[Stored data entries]
================================

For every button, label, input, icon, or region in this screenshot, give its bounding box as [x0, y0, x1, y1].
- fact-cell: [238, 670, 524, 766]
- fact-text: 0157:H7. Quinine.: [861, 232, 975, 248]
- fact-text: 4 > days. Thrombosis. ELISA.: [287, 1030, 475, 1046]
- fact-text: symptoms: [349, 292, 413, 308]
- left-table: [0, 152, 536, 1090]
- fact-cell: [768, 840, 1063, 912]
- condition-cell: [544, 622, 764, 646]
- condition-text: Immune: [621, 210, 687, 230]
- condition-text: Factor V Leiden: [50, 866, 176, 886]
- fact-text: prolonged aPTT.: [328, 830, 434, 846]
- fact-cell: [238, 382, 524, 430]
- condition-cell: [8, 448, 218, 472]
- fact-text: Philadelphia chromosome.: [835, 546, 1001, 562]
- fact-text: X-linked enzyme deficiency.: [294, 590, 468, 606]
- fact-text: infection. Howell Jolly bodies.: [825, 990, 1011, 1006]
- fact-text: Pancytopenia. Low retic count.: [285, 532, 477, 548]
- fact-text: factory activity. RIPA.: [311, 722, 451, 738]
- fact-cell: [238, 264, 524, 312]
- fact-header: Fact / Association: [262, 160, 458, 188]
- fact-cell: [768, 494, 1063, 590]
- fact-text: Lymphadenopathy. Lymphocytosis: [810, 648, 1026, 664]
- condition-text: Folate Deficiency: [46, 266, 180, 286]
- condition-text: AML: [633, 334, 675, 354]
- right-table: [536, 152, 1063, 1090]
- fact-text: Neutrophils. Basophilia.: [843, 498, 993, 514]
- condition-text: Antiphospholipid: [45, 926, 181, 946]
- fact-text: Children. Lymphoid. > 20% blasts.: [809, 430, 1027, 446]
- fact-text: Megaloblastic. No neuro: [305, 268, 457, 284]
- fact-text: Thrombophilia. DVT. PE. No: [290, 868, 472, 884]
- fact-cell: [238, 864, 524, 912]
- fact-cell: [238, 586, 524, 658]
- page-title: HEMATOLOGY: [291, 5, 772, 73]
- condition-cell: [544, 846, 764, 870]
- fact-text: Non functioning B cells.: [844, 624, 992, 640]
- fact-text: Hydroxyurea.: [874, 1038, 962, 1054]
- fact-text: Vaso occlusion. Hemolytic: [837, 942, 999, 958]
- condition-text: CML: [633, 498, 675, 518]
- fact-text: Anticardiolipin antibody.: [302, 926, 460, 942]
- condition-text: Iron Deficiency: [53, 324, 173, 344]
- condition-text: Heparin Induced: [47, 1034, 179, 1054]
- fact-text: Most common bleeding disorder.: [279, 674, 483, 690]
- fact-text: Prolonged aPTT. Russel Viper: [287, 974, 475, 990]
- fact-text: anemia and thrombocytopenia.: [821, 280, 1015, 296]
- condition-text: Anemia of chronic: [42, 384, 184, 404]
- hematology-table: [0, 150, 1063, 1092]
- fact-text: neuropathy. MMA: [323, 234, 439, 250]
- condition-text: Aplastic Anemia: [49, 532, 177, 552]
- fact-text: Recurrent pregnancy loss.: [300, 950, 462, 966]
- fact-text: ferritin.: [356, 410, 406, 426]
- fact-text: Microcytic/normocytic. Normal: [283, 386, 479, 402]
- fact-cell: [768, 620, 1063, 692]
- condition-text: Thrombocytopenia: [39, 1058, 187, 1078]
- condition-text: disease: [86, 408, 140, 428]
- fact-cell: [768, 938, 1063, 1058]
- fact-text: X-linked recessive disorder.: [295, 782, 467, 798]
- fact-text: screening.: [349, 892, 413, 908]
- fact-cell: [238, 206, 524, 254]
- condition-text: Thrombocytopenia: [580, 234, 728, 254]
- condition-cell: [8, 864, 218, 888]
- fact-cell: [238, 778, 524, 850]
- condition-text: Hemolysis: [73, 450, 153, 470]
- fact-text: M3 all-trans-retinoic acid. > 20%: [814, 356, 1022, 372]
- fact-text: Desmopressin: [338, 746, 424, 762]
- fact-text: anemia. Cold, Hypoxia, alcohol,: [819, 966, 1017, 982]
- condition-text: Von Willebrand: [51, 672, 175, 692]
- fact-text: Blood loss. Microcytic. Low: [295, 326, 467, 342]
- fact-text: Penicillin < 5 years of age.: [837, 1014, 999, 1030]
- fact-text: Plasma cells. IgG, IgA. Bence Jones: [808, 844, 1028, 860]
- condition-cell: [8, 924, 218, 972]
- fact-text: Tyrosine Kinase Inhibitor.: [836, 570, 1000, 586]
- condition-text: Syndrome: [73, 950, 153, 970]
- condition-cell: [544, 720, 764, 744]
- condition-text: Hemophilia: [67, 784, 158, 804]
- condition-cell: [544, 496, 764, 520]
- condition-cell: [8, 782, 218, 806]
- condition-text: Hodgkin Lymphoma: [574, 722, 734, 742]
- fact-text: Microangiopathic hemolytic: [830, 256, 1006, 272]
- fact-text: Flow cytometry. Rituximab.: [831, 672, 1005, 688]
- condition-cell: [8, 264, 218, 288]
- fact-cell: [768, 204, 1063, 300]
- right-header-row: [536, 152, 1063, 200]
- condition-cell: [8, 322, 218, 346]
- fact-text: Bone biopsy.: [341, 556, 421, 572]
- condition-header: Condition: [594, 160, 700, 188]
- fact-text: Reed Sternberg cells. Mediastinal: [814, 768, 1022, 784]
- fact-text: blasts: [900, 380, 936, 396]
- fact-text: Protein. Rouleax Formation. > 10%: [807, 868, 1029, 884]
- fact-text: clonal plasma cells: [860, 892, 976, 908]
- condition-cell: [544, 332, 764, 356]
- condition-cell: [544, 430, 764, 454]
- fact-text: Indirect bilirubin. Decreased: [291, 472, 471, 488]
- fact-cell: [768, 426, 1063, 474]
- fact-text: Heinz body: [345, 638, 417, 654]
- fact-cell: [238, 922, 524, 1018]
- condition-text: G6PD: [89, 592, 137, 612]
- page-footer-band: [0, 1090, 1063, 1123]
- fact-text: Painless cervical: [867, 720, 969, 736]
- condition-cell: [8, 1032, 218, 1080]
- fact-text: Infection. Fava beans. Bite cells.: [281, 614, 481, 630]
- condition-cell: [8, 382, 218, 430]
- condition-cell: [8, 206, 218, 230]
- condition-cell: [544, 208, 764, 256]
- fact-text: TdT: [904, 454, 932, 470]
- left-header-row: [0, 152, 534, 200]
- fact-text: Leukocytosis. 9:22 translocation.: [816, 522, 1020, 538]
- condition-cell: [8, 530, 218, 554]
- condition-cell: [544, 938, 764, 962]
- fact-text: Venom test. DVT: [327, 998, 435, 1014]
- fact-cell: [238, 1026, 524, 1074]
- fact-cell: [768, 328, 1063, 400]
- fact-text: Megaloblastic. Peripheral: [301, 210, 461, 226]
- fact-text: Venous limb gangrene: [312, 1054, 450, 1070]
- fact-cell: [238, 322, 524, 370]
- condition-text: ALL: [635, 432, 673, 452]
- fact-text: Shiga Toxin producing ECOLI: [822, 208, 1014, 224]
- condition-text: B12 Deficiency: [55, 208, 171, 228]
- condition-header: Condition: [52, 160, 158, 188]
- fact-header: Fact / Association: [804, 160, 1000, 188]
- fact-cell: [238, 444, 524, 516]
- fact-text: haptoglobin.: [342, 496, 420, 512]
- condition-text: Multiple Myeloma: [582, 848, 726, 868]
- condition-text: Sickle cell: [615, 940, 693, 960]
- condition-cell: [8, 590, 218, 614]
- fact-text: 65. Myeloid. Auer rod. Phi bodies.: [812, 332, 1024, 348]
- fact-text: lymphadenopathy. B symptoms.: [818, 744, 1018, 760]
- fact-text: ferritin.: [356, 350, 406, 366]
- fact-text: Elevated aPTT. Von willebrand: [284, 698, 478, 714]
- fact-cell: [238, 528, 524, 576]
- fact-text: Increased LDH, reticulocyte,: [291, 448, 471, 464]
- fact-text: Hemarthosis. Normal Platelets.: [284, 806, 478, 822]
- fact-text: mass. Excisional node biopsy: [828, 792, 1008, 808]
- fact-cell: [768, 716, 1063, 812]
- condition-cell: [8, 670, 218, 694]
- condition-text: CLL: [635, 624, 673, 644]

================================

• ACTIVITY:
Give the number of lines in the records above that contain the word "linked". Reply with that number alone.

• REPLY TO THE TASK:
2